• [Short exercise]
The records below are to be quoted in full; please keep every word exact.

-- BEGIN --

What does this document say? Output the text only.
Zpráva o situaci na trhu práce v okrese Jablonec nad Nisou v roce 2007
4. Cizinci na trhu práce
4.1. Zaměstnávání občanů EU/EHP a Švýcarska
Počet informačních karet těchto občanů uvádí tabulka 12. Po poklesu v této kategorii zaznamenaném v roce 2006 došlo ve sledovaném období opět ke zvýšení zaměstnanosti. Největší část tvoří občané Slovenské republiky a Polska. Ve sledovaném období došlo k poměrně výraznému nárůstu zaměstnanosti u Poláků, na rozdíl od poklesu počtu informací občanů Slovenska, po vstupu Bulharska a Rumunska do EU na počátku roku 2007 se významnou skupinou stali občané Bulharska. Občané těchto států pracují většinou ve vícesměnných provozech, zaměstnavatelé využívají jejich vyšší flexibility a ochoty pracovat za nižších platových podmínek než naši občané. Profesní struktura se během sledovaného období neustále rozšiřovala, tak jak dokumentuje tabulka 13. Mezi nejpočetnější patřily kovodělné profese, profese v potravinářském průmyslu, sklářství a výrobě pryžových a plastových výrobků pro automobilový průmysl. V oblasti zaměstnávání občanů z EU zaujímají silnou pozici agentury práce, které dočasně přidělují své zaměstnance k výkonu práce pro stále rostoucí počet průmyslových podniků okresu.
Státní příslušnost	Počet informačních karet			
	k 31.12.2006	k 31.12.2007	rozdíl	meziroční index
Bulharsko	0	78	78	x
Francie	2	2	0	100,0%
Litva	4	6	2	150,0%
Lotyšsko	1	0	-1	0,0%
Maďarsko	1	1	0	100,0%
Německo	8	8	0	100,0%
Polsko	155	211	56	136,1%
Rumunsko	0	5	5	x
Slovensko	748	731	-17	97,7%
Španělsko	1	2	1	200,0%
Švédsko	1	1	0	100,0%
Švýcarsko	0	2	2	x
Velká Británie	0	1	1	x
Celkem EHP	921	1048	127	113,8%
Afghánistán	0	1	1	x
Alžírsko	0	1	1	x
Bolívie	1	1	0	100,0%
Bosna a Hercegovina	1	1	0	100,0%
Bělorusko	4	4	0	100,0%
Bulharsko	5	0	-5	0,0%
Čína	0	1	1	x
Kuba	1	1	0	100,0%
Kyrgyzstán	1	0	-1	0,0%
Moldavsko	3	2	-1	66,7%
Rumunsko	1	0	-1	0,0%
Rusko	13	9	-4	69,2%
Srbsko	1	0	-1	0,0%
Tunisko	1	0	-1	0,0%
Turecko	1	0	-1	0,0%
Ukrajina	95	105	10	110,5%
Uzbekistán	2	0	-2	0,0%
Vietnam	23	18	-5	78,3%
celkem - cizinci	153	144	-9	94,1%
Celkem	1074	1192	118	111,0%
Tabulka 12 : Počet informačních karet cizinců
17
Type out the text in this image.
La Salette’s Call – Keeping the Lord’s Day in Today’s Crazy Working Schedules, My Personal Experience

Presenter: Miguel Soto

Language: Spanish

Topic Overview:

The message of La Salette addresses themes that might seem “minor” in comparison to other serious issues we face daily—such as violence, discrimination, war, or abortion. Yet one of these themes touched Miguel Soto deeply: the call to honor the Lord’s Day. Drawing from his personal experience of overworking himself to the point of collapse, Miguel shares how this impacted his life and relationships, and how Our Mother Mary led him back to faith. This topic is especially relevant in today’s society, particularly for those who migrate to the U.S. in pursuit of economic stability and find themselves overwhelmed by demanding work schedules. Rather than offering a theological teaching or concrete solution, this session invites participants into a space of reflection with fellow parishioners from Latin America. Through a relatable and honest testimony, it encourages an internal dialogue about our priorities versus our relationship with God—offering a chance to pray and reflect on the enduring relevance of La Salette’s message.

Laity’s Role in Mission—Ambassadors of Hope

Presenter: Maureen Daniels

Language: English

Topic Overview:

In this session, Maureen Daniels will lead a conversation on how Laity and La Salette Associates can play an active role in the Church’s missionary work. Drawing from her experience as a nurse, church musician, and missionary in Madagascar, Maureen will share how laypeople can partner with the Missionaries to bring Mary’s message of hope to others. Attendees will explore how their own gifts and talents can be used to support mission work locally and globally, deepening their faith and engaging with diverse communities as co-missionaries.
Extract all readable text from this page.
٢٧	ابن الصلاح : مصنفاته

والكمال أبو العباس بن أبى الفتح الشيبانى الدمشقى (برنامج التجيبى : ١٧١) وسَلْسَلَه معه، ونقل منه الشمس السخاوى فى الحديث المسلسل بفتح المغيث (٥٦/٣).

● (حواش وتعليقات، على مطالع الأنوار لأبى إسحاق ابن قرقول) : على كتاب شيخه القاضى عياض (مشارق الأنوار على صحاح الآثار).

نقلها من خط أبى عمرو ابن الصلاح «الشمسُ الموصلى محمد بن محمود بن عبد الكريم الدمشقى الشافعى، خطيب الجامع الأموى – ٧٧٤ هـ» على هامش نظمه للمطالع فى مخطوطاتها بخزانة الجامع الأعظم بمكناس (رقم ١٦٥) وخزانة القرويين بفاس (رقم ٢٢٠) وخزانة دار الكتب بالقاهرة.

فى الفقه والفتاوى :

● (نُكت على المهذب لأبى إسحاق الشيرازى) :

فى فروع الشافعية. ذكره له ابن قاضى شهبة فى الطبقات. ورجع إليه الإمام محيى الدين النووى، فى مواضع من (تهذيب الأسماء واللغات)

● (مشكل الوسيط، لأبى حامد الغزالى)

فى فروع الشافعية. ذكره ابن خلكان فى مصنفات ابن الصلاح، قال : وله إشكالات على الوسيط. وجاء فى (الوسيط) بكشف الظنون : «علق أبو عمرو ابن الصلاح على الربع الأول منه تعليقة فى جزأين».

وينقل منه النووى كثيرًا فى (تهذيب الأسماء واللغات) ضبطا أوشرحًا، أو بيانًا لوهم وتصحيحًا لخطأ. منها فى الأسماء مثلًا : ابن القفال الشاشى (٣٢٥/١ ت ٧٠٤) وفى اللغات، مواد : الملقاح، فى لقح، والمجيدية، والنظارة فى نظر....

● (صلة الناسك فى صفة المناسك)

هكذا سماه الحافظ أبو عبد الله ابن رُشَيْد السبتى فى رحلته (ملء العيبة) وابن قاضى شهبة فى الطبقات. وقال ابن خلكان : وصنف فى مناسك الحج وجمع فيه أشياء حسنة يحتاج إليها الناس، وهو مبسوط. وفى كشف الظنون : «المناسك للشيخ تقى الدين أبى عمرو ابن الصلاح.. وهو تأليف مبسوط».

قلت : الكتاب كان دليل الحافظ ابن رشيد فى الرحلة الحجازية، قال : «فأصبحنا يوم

-- END --

• [Exercise result]
What does this document say? Output the text only.
Zpráva o situaci na trhu práce v okrese Jablonec nad Nisou v roce 2007
4. Cizinci na trhu práce
4.1. Zaměstnávání občanů EU/EHP a Švýcarska
Počet informačních karet těchto občanů uvádí tabulka 12. Po poklesu v této kategorii zaznamenaném v roce 2006 došlo ve sledovaném období opět ke zvýšení zaměstnanosti. Největší část tvoří občané Slovenské republiky a Polska. Ve sledovaném období došlo k poměrně výraznému nárůstu zaměstnanosti u Poláků, na rozdíl od poklesu počtu informací občanů Slovenska, po vstupu Bulharska a Rumunska do EU na počátku roku 2007 se významnou skupinou stali občané Bulharska. Občané těchto států pracují většinou ve vícesměnných provozech, zaměstnavatelé využívají jejich vyšší flexibility a ochoty pracovat za nižších platových podmínek než naši občané. Profesní struktura se během sledovaného období neustále rozšiřovala, tak jak dokumentuje tabulka 13. Mezi nejpočetnější patřily kovodělné profese, profese v potravinářském průmyslu, sklářství a výrobě pryžových a plastových výrobků pro automobilový průmysl. V oblasti zaměstnávání občanů z EU zaujímají silnou pozici agentury práce, které dočasně přidělují své zaměstnance k výkonu práce pro stále rostoucí počet průmyslových podniků okresu.
Státní příslušnost	Počet informačních karet			
	k 31.12.2006	k 31.12.2007	rozdíl	meziroční index
Bulharsko	0	78	78	x
Francie	2	2	0	100,0%
Litva	4	6	2	150,0%
Lotyšsko	1	0	-1	0,0%
Maďarsko	1	1	0	100,0%
Německo	8	8	0	100,0%
Polsko	155	211	56	136,1%
Rumunsko	0	5	5	x
Slovensko	748	731	-17	97,7%
Španělsko	1	2	1	200,0%
Švédsko	1	1	0	100,0%
Švýcarsko	0	2	2	x
Velká Británie	0	1	1	x
Celkem EHP	921	1048	127	113,8%
Afghánistán	0	1	1	x
Alžírsko	0	1	1	x
Bolívie	1	1	0	100,0%
Bosna a Hercegovina	1	1	0	100,0%
Bělorusko	4	4	0	100,0%
Bulharsko	5	0	-5	0,0%
Čína	0	1	1	x
Kuba	1	1	0	100,0%
Kyrgyzstán	1	0	-1	0,0%
Moldavsko	3	2	-1	66,7%
Rumunsko	1	0	-1	0,0%
Rusko	13	9	-4	69,2%
Srbsko	1	0	-1	0,0%
Tunisko	1	0	-1	0,0%
Turecko	1	0	-1	0,0%
Ukrajina	95	105	10	110,5%
Uzbekistán	2	0	-2	0,0%
Vietnam	23	18	-5	78,3%
celkem - cizinci	153	144	-9	94,1%
Celkem	1074	1192	118	111,0%
Tabulka 12 : Počet informačních karet cizinců
17
Type out the text in this image.
La Salette’s Call – Keeping the Lord’s Day in Today’s Crazy Working Schedules, My Personal Experience

Presenter: Miguel Soto

Language: Spanish

Topic Overview:

The message of La Salette addresses themes that might seem “minor” in comparison to other serious issues we face daily—such as violence, discrimination, war, or abortion. Yet one of these themes touched Miguel Soto deeply: the call to honor the Lord’s Day. Drawing from his personal experience of overworking himself to the point of collapse, Miguel shares how this impacted his life and relationships, and how Our Mother Mary led him back to faith. This topic is especially relevant in today’s society, particularly for those who migrate to the U.S. in pursuit of economic stability and find themselves overwhelmed by demanding work schedules. Rather than offering a theological teaching or concrete solution, this session invites participants into a space of reflection with fellow parishioners from Latin America. Through a relatable and honest testimony, it encourages an internal dialogue about our priorities versus our relationship with God—offering a chance to pray and reflect on the enduring relevance of La Salette’s message.

Laity’s Role in Mission—Ambassadors of Hope

Presenter: Maureen Daniels

Language: English

Topic Overview:

In this session, Maureen Daniels will lead a conversation on how Laity and La Salette Associates can play an active role in the Church’s missionary work. Drawing from her experience as a nurse, church musician, and missionary in Madagascar, Maureen will share how laypeople can partner with the Missionaries to bring Mary’s message of hope to others. Attendees will explore how their own gifts and talents can be used to support mission work locally and globally, deepening their faith and engaging with diverse communities as co-missionaries.
Extract all readable text from this page.
٢٧	ابن الصلاح : مصنفاته

والكمال أبو العباس بن أبى الفتح الشيبانى الدمشقى (برنامج التجيبى : ١٧١) وسَلْسَلَه معه، ونقل منه الشمس السخاوى فى الحديث المسلسل بفتح المغيث (٥٦/٣).

● (حواش وتعليقات، على مطالع الأنوار لأبى إسحاق ابن قرقول) : على كتاب شيخه القاضى عياض (مشارق الأنوار على صحاح الآثار).

نقلها من خط أبى عمرو ابن الصلاح «الشمسُ الموصلى محمد بن محمود بن عبد الكريم الدمشقى الشافعى، خطيب الجامع الأموى – ٧٧٤ هـ» على هامش نظمه للمطالع فى مخطوطاتها بخزانة الجامع الأعظم بمكناس (رقم ١٦٥) وخزانة القرويين بفاس (رقم ٢٢٠) وخزانة دار الكتب بالقاهرة.

فى الفقه والفتاوى :

● (نُكت على المهذب لأبى إسحاق الشيرازى) :

فى فروع الشافعية. ذكره له ابن قاضى شهبة فى الطبقات. ورجع إليه الإمام محيى الدين النووى، فى مواضع من (تهذيب الأسماء واللغات)

● (مشكل الوسيط، لأبى حامد الغزالى)

فى فروع الشافعية. ذكره ابن خلكان فى مصنفات ابن الصلاح، قال : وله إشكالات على الوسيط. وجاء فى (الوسيط) بكشف الظنون : «علق أبو عمرو ابن الصلاح على الربع الأول منه تعليقة فى جزأين».

وينقل منه النووى كثيرًا فى (تهذيب الأسماء واللغات) ضبطا أوشرحًا، أو بيانًا لوهم وتصحيحًا لخطأ. منها فى الأسماء مثلًا : ابن القفال الشاشى (٣٢٥/١ ت ٧٠٤) وفى اللغات، مواد : الملقاح، فى لقح، والمجيدية، والنظارة فى نظر....

● (صلة الناسك فى صفة المناسك)

هكذا سماه الحافظ أبو عبد الله ابن رُشَيْد السبتى فى رحلته (ملء العيبة) وابن قاضى شهبة فى الطبقات. وقال ابن خلكان : وصنف فى مناسك الحج وجمع فيه أشياء حسنة يحتاج إليها الناس، وهو مبسوط. وفى كشف الظنون : «المناسك للشيخ تقى الدين أبى عمرو ابن الصلاح.. وهو تأليف مبسوط».

قلت : الكتاب كان دليل الحافظ ابن رشيد فى الرحلة الحجازية، قال : «فأصبحنا يوم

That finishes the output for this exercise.